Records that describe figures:
## START
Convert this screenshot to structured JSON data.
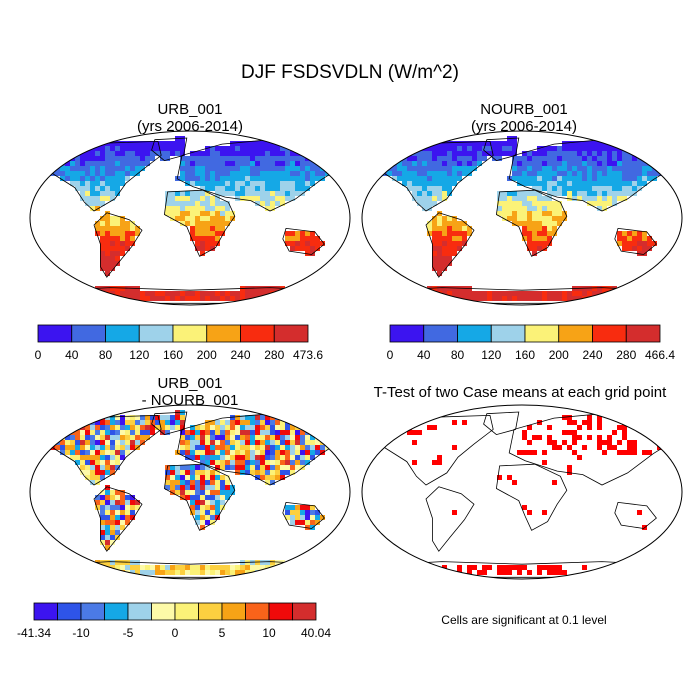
{
  "page_title": "DJF FSDSVDLN (W/m^2)",
  "footnote": "Cells are significant at 0.1 level",
  "chart_data": [
    {
      "type": "heatmap",
      "title": "URB_001",
      "subtitle": "(yrs 2006-2014)",
      "colorbar": {
        "labels": [
          "0",
          "40",
          "80",
          "120",
          "160",
          "200",
          "240",
          "280",
          "473.6"
        ],
        "colors": [
          "#3c14f0",
          "#4169e1",
          "#15a8e6",
          "#9ed2ea",
          "#fbf278",
          "#f7a316",
          "#f82c0f",
          "#d42d2d"
        ]
      }
    },
    {
      "type": "heatmap",
      "title": "NOURB_001",
      "subtitle": "(yrs 2006-2014)",
      "colorbar": {
        "labels": [
          "0",
          "40",
          "80",
          "120",
          "160",
          "200",
          "240",
          "280",
          "466.4"
        ],
        "colors": [
          "#3c14f0",
          "#4169e1",
          "#15a8e6",
          "#9ed2ea",
          "#fbf278",
          "#f7a316",
          "#f82c0f",
          "#d42d2d"
        ]
      }
    },
    {
      "type": "heatmap",
      "title": "URB_001",
      "subtitle": "- NOURB_001",
      "colorbar": {
        "labels": [
          "-41.34",
          "",
          "-10",
          "",
          "-5",
          "",
          "0",
          "",
          "5",
          "",
          "10",
          "",
          "40.04"
        ],
        "colors": [
          "#3c14f0",
          "#2e54e8",
          "#4b7ae6",
          "#15a8e6",
          "#9ed2ea",
          "#fdfaa8",
          "#fbf278",
          "#fcd040",
          "#f7a316",
          "#f9631a",
          "#f00a0a",
          "#d42d2d"
        ]
      }
    },
    {
      "type": "heatmap",
      "title": "T-Test of two Case means at each grid point",
      "subtitle": "",
      "significance_color": "#ff0000"
    }
  ]
}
## END
Reproduce all of the entries word for word, skipping any pictures they hold.

Convert this screenshot to structured JSON data.
{
  "page_title": "DJF FSDSVDLN (W/m^2)",
  "footnote": "Cells are significant at 0.1 level",
  "chart_data": [
    {
      "type": "heatmap",
      "title": "URB_001",
      "subtitle": "(yrs 2006-2014)",
      "colorbar": {
        "labels": [
          "0",
          "40",
          "80",
          "120",
          "160",
          "200",
          "240",
          "280",
          "473.6"
        ],
        "colors": [
          "#3c14f0",
          "#4169e1",
          "#15a8e6",
          "#9ed2ea",
          "#fbf278",
          "#f7a316",
          "#f82c0f",
          "#d42d2d"
        ]
      }
    },
    {
      "type": "heatmap",
      "title": "NOURB_001",
      "subtitle": "(yrs 2006-2014)",
      "colorbar": {
        "labels": [
          "0",
          "40",
          "80",
          "120",
          "160",
          "200",
          "240",
          "280",
          "466.4"
        ],
        "colors": [
          "#3c14f0",
          "#4169e1",
          "#15a8e6",
          "#9ed2ea",
          "#fbf278",
          "#f7a316",
          "#f82c0f",
          "#d42d2d"
        ]
      }
    },
    {
      "type": "heatmap",
      "title": "URB_001",
      "subtitle": "- NOURB_001",
      "colorbar": {
        "labels": [
          "-41.34",
          "",
          "-10",
          "",
          "-5",
          "",
          "0",
          "",
          "5",
          "",
          "10",
          "",
          "40.04"
        ],
        "colors": [
          "#3c14f0",
          "#2e54e8",
          "#4b7ae6",
          "#15a8e6",
          "#9ed2ea",
          "#fdfaa8",
          "#fbf278",
          "#fcd040",
          "#f7a316",
          "#f9631a",
          "#f00a0a",
          "#d42d2d"
        ]
      }
    },
    {
      "type": "heatmap",
      "title": "T-Test of two Case means at each grid point",
      "subtitle": "",
      "significance_color": "#ff0000"
    }
  ]
}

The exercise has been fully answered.